* _What the task asks_
Read the material below and tally how many lines hold the word "desc", giving the number and nothing else.

[Dataset excerpts]
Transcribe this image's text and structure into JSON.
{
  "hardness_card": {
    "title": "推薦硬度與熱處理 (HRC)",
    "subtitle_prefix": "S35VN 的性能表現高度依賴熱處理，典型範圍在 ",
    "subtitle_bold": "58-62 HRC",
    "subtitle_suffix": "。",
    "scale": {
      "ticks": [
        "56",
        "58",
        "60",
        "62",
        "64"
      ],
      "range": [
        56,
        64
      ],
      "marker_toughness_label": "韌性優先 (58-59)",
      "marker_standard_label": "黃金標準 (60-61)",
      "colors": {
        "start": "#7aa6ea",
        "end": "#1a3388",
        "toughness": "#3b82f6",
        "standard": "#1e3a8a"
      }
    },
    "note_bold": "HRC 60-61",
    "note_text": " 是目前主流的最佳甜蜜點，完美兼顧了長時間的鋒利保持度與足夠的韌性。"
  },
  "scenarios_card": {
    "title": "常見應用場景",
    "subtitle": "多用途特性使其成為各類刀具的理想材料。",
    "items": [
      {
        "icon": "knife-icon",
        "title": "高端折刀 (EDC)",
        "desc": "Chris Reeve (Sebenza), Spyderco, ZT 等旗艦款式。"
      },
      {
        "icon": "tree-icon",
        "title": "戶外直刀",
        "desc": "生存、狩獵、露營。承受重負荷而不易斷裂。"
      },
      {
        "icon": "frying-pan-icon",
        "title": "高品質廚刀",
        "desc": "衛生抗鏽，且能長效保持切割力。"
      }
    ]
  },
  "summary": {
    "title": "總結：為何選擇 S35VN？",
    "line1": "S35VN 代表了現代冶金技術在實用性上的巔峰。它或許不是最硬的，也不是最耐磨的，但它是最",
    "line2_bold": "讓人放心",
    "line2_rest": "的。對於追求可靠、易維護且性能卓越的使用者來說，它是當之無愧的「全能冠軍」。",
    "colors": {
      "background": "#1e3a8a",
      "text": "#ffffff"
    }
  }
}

* _Final answer_
3